--- START ---

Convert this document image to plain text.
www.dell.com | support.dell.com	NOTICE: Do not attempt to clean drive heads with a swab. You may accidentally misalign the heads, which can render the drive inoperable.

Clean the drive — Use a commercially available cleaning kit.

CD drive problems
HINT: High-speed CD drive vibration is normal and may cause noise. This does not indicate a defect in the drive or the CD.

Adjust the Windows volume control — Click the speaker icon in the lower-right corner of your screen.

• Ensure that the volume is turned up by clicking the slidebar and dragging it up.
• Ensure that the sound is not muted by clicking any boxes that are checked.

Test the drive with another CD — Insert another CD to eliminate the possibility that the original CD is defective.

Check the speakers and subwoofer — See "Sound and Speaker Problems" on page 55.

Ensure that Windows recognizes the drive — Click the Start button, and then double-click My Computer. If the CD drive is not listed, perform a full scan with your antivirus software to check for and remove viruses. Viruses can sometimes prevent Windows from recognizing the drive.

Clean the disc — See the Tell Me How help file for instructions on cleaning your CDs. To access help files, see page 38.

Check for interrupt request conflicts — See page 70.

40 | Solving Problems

--- END ---

== Task goal ==
Where in the entries above does the word "page" appear? Copy each line that has it.

== Task result ==
Check the speakers and subwoofer — See "Sound and Speaker Problems" on page 55.
Clean the disc — See the Tell Me How help file for instructions on cleaning your CDs. To access help files, see page 38.
Check for interrupt request conflicts — See page 70.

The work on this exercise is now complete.